Output the records. Match them exactly.

Data records

'''

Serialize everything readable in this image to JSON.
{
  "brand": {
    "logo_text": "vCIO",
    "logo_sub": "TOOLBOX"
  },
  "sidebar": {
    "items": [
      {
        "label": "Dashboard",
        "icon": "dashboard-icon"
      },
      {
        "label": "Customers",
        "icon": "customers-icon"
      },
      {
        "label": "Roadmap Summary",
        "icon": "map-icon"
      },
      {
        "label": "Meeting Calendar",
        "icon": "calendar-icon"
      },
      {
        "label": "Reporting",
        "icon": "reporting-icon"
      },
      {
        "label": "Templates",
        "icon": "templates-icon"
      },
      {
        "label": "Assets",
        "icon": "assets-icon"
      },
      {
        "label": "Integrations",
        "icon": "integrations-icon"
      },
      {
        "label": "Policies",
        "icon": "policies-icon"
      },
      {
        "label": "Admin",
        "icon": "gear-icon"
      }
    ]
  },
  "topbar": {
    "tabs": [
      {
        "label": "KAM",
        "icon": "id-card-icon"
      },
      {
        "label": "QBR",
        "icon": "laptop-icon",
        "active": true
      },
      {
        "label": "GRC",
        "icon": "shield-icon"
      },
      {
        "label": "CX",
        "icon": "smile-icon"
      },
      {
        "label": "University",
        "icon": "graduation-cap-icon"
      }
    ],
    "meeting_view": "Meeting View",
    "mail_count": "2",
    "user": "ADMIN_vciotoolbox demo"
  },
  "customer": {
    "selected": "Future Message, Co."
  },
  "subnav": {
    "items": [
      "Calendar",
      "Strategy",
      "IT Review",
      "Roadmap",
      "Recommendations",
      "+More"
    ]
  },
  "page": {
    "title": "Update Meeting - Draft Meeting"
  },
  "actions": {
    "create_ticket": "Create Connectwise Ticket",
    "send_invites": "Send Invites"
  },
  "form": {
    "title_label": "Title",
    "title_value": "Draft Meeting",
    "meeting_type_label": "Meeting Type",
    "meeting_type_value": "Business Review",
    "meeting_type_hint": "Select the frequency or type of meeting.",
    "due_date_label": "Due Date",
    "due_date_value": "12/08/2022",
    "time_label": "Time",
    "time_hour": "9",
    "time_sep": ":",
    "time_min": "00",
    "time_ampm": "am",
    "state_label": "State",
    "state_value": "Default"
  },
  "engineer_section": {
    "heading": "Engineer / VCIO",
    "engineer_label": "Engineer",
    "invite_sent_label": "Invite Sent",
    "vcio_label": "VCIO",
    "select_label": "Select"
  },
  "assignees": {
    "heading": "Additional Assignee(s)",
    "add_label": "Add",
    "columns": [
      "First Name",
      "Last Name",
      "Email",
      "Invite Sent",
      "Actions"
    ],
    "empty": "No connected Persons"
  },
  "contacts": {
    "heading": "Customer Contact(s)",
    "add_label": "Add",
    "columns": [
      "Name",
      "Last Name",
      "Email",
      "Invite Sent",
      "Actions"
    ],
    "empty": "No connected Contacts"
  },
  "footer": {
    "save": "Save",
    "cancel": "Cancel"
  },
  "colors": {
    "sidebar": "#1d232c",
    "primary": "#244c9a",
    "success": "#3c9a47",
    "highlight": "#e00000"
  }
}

'''

Solution to this task:
Serialize everything readable in this image to JSON.
{
  "brand": {
    "logo_text": "vCIO",
    "logo_sub": "TOOLBOX"
  },
  "sidebar": {
    "items": [
      {
        "label": "Dashboard",
        "icon": "dashboard-icon"
      },
      {
        "label": "Customers",
        "icon": "customers-icon"
      },
      {
        "label": "Roadmap Summary",
        "icon": "map-icon"
      },
      {
        "label": "Meeting Calendar",
        "icon": "calendar-icon"
      },
      {
        "label": "Reporting",
        "icon": "reporting-icon"
      },
      {
        "label": "Templates",
        "icon": "templates-icon"
      },
      {
        "label": "Assets",
        "icon": "assets-icon"
      },
      {
        "label": "Integrations",
        "icon": "integrations-icon"
      },
      {
        "label": "Policies",
        "icon": "policies-icon"
      },
      {
        "label": "Admin",
        "icon": "gear-icon"
      }
    ]
  },
  "topbar": {
    "tabs": [
      {
        "label": "KAM",
        "icon": "id-card-icon"
      },
      {
        "label": "QBR",
        "icon": "laptop-icon",
        "active": true
      },
      {
        "label": "GRC",
        "icon": "shield-icon"
      },
      {
        "label": "CX",
        "icon": "smile-icon"
      },
      {
        "label": "University",
        "icon": "graduation-cap-icon"
      }
    ],
    "meeting_view": "Meeting View",
    "mail_count": "2",
    "user": "ADMIN_vciotoolbox demo"
  },
  "customer": {
    "selected": "Future Message, Co."
  },
  "subnav": {
    "items": [
      "Calendar",
      "Strategy",
      "IT Review",
      "Roadmap",
      "Recommendations",
      "+More"
    ]
  },
  "page": {
    "title": "Update Meeting - Draft Meeting"
  },
  "actions": {
    "create_ticket": "Create Connectwise Ticket",
    "send_invites": "Send Invites"
  },
  "form": {
    "title_label": "Title",
    "title_value": "Draft Meeting",
    "meeting_type_label": "Meeting Type",
    "meeting_type_value": "Business Review",
    "meeting_type_hint": "Select the frequency or type of meeting.",
    "due_date_label": "Due Date",
    "due_date_value": "12/08/2022",
    "time_label": "Time",
    "time_hour": "9",
    "time_sep": ":",
    "time_min": "00",
    "time_ampm": "am",
    "state_label": "State",
    "state_value": "Default"
  },
  "engineer_section": {
    "heading": "Engineer / VCIO",
    "engineer_label": "Engineer",
    "invite_sent_label": "Invite Sent",
    "vcio_label": "VCIO",
    "select_label": "Select"
  },
  "assignees": {
    "heading": "Additional Assignee(s)",
    "add_label": "Add",
    "columns": [
      "First Name",
      "Last Name",
      "Email",
      "Invite Sent",
      "Actions"
    ],
    "empty": "No connected Persons"
  },
  "contacts": {
    "heading": "Customer Contact(s)",
    "add_label": "Add",
    "columns": [
      "Name",
      "Last Name",
      "Email",
      "Invite Sent",
      "Actions"
    ],
    "empty": "No connected Contacts"
  },
  "footer": {
    "save": "Save",
    "cancel": "Cancel"
  },
  "colors": {
    "sidebar": "#1d232c",
    "primary": "#244c9a",
    "success": "#3c9a47",
    "highlight": "#e00000"
  }
}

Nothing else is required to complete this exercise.